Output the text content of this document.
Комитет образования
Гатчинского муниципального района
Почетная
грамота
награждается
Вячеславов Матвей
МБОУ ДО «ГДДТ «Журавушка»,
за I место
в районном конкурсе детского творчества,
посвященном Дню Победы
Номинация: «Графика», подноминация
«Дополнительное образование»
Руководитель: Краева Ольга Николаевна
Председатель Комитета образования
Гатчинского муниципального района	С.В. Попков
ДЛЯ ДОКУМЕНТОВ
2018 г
···
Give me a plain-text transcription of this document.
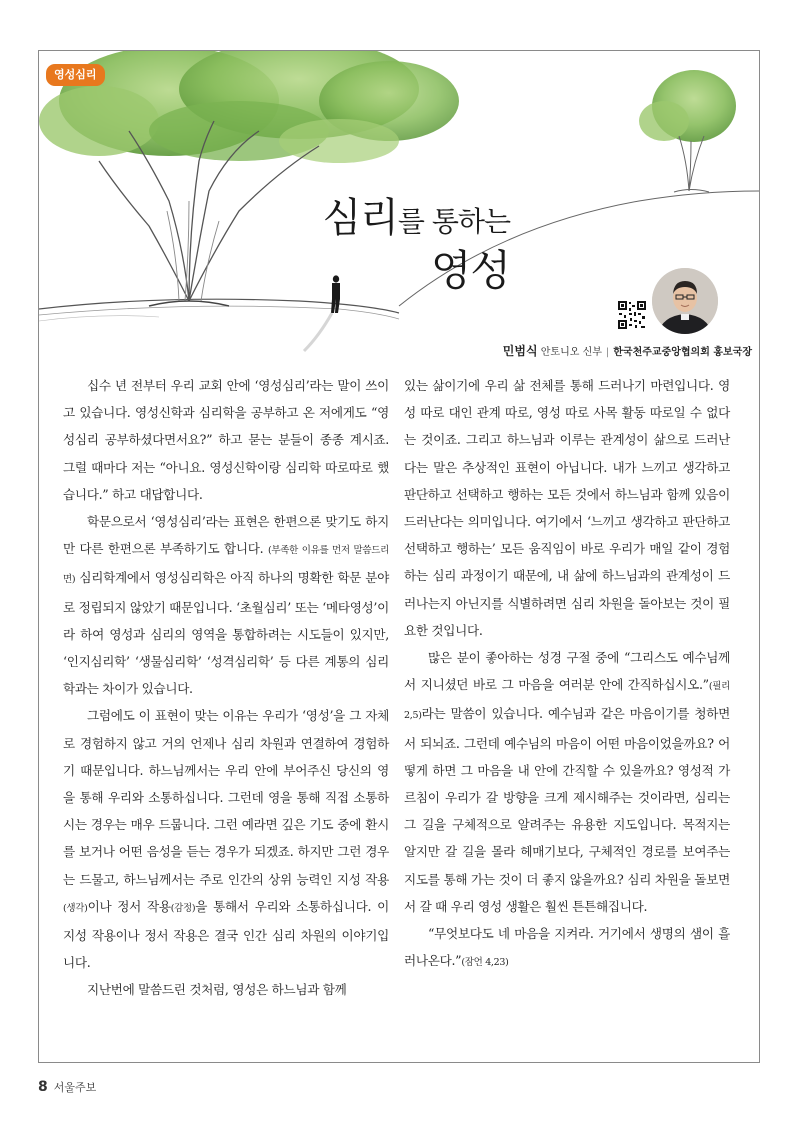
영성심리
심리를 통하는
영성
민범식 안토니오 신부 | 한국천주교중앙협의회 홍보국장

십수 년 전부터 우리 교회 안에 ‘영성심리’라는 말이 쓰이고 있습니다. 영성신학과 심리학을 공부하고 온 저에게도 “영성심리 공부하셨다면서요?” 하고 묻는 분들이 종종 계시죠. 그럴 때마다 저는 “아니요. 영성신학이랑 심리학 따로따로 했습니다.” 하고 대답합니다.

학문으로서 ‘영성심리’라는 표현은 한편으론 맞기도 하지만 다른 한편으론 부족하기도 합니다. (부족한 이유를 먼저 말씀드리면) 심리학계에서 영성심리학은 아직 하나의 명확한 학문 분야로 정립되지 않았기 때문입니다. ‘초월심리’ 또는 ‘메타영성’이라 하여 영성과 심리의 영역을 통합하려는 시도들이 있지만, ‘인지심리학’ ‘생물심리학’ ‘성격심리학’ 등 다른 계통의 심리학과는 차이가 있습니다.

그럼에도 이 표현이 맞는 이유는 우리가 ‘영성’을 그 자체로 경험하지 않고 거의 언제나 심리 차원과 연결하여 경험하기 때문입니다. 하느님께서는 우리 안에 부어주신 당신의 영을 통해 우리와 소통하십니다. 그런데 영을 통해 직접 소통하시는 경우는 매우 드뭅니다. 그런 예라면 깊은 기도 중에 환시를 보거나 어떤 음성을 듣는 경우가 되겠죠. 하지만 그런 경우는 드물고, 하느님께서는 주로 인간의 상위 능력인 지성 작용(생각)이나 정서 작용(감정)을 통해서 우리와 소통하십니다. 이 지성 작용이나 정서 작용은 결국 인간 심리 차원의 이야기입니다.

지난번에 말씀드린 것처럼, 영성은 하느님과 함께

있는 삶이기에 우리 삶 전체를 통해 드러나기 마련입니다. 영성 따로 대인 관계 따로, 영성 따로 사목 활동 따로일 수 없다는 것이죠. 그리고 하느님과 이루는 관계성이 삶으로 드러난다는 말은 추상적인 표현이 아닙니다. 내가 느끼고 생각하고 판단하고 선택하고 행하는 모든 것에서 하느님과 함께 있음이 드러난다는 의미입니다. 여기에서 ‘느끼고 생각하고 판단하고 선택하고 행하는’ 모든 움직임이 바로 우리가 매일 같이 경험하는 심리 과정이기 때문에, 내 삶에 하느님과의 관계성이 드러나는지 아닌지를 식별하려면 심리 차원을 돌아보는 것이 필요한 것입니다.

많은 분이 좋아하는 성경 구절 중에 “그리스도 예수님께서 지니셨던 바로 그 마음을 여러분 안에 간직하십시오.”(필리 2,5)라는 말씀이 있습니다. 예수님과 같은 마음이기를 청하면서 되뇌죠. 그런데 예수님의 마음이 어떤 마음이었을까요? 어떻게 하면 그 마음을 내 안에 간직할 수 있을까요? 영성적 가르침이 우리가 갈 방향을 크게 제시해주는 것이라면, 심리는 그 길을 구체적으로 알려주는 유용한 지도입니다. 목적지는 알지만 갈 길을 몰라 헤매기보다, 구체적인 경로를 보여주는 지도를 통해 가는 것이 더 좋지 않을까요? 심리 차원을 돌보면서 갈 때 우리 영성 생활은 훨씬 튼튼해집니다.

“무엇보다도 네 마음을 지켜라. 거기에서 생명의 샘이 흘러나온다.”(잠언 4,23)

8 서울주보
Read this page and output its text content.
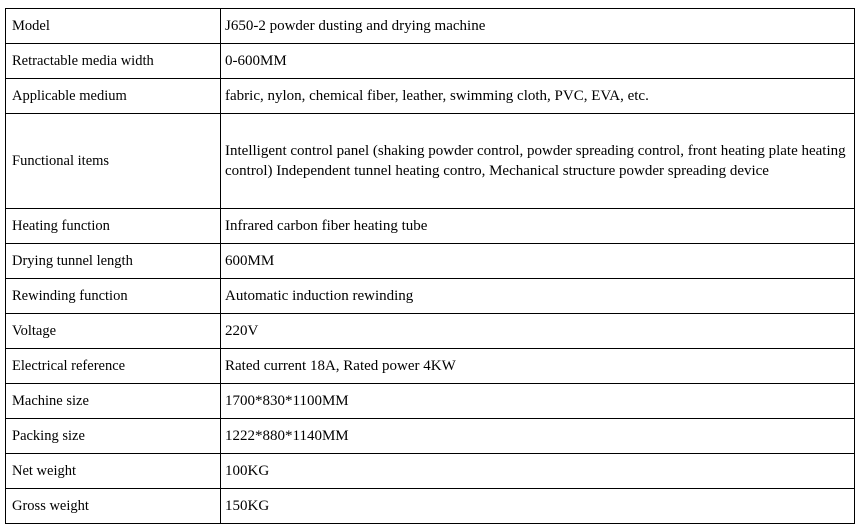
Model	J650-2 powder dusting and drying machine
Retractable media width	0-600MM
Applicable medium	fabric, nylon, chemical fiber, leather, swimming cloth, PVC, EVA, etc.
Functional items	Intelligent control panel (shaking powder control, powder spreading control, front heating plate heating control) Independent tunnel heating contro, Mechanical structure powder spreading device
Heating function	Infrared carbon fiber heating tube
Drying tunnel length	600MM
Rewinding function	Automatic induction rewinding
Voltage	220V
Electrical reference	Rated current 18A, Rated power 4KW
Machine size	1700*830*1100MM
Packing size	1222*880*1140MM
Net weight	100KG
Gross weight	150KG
···
→ **AIM OF THE TASK**: Give only the number of lines in the records that include the word "영성심리".

→ **SOLUTION**: 3